▶ Task instructions
Drop the images; return everything else in the listing below exactly.

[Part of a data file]
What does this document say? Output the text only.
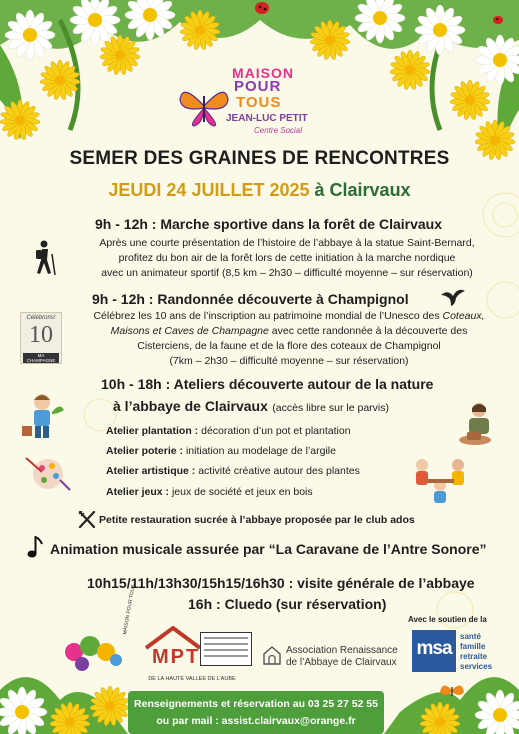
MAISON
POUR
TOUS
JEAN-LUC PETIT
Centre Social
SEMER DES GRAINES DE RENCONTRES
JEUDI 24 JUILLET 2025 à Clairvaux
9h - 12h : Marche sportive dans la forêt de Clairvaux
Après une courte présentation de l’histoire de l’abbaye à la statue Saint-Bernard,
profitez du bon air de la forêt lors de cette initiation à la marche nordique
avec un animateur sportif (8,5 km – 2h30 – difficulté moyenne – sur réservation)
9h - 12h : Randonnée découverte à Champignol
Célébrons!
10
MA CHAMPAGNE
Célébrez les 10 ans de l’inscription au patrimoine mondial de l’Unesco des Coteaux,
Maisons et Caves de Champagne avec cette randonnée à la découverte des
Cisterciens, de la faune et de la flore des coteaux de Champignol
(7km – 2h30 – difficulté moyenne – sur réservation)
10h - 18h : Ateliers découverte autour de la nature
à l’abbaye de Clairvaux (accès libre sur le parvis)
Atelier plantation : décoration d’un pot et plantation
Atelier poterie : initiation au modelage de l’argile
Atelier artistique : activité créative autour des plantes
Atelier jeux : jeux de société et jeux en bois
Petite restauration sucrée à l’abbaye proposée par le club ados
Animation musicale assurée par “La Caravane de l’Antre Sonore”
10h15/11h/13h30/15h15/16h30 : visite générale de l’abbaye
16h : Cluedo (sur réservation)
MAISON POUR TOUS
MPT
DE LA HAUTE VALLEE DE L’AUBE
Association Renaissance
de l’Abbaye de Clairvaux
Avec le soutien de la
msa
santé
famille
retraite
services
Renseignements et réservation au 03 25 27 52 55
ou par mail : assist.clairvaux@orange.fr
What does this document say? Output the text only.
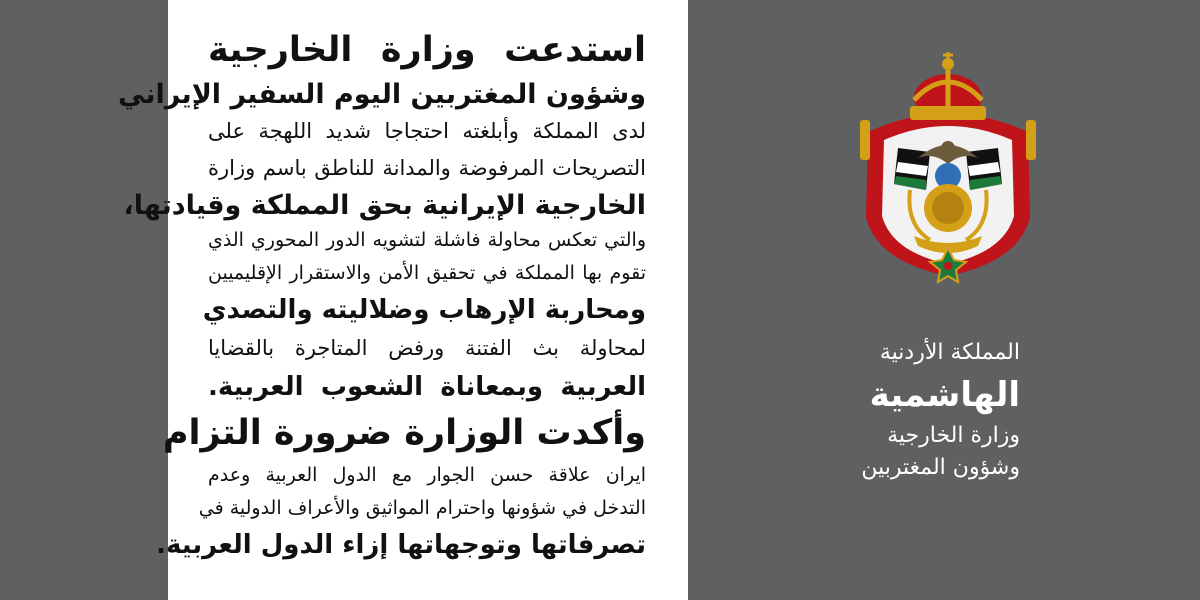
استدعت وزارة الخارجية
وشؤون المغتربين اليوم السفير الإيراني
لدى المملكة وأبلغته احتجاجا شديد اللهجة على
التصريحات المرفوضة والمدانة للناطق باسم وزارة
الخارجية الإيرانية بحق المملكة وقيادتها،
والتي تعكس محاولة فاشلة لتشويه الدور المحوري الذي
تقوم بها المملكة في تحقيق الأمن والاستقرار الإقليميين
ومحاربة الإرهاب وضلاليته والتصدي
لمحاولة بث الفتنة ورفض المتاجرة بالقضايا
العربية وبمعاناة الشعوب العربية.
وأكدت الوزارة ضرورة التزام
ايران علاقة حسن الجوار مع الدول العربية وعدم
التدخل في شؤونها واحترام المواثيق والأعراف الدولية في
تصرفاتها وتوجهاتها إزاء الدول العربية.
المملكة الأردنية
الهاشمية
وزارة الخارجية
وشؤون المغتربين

▶ Response below
What does this document say? Output the text only.
MAISON
POUR
TOUS
JEAN-LUC PETIT
Centre Social
SEMER DES GRAINES DE RENCONTRES
JEUDI 24 JUILLET 2025 à Clairvaux
9h - 12h : Marche sportive dans la forêt de Clairvaux
Après une courte présentation de l’histoire de l’abbaye à la statue Saint-Bernard,
profitez du bon air de la forêt lors de cette initiation à la marche nordique
avec un animateur sportif (8,5 km – 2h30 – difficulté moyenne – sur réservation)
9h - 12h : Randonnée découverte à Champignol
Célébrons!
10
MA CHAMPAGNE
Célébrez les 10 ans de l’inscription au patrimoine mondial de l’Unesco des Coteaux,
Maisons et Caves de Champagne avec cette randonnée à la découverte des
Cisterciens, de la faune et de la flore des coteaux de Champignol
(7km – 2h30 – difficulté moyenne – sur réservation)
10h - 18h : Ateliers découverte autour de la nature
à l’abbaye de Clairvaux (accès libre sur le parvis)
Atelier plantation : décoration d’un pot et plantation
Atelier poterie : initiation au modelage de l’argile
Atelier artistique : activité créative autour des plantes
Atelier jeux : jeux de société et jeux en bois
Petite restauration sucrée à l’abbaye proposée par le club ados
Animation musicale assurée par “La Caravane de l’Antre Sonore”
10h15/11h/13h30/15h15/16h30 : visite générale de l’abbaye
16h : Cluedo (sur réservation)
MAISON POUR TOUS
MPT
DE LA HAUTE VALLEE DE L’AUBE
Association Renaissance
de l’Abbaye de Clairvaux
Avec le soutien de la
msa
santé
famille
retraite
services
Renseignements et réservation au 03 25 27 52 55
ou par mail : assist.clairvaux@orange.fr
What does this document say? Output the text only.
استدعت وزارة الخارجية
وشؤون المغتربين اليوم السفير الإيراني
لدى المملكة وأبلغته احتجاجا شديد اللهجة على
التصريحات المرفوضة والمدانة للناطق باسم وزارة
الخارجية الإيرانية بحق المملكة وقيادتها،
والتي تعكس محاولة فاشلة لتشويه الدور المحوري الذي
تقوم بها المملكة في تحقيق الأمن والاستقرار الإقليميين
ومحاربة الإرهاب وضلاليته والتصدي
لمحاولة بث الفتنة ورفض المتاجرة بالقضايا
العربية وبمعاناة الشعوب العربية.
وأكدت الوزارة ضرورة التزام
ايران علاقة حسن الجوار مع الدول العربية وعدم
التدخل في شؤونها واحترام المواثيق والأعراف الدولية في
تصرفاتها وتوجهاتها إزاء الدول العربية.
المملكة الأردنية
الهاشمية
وزارة الخارجية
وشؤون المغتربين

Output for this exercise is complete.